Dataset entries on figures
━━━━

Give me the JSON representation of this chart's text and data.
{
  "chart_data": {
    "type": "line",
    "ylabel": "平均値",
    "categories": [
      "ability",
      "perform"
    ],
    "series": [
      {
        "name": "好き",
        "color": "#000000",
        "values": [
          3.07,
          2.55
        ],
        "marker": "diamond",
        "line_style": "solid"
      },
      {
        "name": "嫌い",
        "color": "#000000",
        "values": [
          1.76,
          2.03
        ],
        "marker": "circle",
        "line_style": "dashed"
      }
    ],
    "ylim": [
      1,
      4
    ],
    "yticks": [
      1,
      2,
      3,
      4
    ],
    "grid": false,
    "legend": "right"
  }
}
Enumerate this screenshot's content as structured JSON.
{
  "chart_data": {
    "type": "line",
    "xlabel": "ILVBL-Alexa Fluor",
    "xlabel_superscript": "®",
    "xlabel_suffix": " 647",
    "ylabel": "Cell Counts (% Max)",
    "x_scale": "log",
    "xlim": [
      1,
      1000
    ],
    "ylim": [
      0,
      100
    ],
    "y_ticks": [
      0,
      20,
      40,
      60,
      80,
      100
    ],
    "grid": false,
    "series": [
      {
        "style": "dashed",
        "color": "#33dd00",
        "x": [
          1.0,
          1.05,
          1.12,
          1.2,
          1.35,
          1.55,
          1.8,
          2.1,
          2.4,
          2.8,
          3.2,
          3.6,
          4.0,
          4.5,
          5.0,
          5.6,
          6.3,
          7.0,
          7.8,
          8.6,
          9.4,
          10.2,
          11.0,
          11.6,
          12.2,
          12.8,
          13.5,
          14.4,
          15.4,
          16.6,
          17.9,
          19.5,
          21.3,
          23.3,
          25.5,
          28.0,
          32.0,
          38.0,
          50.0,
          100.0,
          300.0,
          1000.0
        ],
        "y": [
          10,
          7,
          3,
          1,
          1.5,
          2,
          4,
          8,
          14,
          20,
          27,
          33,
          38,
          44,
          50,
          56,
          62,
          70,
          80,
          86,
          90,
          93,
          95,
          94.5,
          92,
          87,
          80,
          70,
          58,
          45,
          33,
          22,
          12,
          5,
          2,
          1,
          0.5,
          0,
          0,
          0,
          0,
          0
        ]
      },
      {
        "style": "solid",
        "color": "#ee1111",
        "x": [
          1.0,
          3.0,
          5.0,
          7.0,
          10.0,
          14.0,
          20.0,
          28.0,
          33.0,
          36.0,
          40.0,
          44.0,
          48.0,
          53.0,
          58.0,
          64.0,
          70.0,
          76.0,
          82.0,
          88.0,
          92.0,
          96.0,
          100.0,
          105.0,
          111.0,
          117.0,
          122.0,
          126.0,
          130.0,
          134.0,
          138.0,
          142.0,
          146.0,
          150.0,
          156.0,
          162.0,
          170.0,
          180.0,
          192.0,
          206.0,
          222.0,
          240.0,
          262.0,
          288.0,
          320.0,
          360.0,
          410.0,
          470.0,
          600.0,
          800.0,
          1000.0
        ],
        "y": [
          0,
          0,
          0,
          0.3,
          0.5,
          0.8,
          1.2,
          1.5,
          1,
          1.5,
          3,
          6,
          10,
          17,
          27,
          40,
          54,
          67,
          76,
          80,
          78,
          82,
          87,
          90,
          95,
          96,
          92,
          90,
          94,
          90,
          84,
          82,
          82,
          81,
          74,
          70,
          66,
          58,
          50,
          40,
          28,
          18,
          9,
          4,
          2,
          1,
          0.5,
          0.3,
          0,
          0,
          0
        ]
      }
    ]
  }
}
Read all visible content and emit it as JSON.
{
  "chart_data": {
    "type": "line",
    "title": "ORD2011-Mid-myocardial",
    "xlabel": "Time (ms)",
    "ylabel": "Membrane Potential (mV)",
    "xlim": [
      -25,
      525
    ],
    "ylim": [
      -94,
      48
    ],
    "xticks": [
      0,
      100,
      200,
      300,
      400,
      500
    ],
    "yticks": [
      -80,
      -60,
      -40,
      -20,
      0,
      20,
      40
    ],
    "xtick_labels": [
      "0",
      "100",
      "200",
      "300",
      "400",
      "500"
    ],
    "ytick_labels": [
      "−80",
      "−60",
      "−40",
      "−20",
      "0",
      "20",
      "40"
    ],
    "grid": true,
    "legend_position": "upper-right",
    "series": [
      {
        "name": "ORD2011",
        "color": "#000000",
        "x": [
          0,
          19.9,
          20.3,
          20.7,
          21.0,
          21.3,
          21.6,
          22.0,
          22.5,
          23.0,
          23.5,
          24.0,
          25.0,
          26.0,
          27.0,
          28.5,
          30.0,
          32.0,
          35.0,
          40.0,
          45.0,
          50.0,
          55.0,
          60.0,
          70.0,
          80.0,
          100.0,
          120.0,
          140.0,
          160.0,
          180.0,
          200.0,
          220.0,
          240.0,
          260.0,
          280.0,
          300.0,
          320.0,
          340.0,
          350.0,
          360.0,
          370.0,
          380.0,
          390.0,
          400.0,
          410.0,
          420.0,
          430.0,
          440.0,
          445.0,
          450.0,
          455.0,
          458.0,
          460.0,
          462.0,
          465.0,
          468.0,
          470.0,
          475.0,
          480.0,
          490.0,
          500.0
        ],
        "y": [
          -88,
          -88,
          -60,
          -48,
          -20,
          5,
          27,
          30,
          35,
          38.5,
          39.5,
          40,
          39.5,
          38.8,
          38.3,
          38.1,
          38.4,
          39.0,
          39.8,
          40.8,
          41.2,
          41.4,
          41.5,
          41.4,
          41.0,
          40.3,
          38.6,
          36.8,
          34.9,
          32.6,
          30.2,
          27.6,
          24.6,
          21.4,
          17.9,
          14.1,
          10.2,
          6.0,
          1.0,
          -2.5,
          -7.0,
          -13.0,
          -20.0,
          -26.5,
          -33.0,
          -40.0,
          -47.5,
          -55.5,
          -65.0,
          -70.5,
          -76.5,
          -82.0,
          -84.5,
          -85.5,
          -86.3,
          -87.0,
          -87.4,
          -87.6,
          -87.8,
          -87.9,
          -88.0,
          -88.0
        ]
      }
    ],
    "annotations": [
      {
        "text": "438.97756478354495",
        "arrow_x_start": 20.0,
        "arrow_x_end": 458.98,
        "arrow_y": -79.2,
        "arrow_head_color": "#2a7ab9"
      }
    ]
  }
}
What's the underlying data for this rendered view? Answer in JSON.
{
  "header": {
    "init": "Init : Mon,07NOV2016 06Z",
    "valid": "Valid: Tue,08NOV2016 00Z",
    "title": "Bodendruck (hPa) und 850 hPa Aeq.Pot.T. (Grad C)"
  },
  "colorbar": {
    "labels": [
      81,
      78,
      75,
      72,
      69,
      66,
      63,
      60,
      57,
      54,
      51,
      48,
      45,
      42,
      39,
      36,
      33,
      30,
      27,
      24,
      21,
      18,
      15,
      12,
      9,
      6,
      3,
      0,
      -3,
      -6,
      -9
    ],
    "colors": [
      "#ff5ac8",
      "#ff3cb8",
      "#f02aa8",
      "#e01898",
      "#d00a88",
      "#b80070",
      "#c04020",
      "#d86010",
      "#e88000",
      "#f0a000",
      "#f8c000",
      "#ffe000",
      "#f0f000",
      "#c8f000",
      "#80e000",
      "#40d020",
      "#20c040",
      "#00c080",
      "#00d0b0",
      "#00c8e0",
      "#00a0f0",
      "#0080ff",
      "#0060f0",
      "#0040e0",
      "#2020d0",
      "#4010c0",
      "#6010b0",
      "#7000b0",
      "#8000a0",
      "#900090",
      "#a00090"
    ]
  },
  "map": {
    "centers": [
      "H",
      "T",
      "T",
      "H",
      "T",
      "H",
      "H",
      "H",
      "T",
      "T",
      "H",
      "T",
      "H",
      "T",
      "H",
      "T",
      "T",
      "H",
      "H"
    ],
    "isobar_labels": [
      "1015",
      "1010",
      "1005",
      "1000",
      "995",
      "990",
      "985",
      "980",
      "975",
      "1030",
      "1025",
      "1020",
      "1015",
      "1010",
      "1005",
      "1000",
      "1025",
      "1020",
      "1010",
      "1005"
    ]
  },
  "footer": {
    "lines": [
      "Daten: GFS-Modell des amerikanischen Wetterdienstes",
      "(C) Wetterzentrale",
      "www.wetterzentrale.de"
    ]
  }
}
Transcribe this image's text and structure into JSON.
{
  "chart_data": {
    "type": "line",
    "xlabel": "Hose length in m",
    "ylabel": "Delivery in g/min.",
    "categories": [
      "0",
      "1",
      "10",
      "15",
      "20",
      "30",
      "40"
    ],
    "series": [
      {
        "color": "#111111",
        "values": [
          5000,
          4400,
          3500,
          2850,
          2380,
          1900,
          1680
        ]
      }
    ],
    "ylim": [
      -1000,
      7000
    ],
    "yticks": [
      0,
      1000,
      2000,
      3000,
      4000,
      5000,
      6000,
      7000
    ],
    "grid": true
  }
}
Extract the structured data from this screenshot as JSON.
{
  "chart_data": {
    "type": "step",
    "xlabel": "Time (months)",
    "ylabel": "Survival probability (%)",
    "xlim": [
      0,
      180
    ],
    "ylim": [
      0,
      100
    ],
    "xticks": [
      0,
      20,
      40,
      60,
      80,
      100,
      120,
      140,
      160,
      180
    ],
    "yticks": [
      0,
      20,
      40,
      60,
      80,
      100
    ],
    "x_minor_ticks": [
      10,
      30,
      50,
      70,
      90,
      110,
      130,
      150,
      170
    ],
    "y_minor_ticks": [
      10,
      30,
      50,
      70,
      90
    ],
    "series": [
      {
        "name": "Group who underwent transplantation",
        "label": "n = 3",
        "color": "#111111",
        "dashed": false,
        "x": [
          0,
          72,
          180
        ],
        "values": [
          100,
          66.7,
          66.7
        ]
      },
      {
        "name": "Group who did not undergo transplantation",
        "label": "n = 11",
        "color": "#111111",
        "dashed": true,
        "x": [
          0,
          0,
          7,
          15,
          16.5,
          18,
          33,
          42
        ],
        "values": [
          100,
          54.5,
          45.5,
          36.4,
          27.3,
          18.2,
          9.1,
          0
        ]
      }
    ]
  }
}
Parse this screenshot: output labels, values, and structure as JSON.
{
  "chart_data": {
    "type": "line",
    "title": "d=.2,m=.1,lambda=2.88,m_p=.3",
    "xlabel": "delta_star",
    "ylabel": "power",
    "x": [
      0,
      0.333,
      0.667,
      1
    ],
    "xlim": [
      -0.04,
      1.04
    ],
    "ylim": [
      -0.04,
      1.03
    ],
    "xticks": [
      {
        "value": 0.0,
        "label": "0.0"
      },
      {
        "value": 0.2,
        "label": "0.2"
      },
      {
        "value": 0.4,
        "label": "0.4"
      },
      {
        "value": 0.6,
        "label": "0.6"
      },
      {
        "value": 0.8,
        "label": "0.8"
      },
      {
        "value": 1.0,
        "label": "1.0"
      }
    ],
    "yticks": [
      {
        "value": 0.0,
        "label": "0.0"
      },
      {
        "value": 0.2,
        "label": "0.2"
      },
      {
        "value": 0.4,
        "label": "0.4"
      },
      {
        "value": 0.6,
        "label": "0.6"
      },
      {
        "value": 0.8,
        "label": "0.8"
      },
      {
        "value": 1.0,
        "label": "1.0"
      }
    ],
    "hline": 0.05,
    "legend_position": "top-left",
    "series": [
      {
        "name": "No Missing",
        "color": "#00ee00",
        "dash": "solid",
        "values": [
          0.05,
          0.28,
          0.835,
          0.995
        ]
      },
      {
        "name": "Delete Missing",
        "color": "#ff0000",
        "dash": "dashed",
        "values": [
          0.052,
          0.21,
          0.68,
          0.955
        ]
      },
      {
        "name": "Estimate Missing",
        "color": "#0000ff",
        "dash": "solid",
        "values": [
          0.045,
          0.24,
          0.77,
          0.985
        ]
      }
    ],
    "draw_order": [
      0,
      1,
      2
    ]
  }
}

━━━━

• WHAT IS REQUIRED: Every line that holds the string "Group" should be returned.

• RESULT BELOW:
        "name": "Group who underwent transplantation",
        "name": "Group who did not undergo transplantation",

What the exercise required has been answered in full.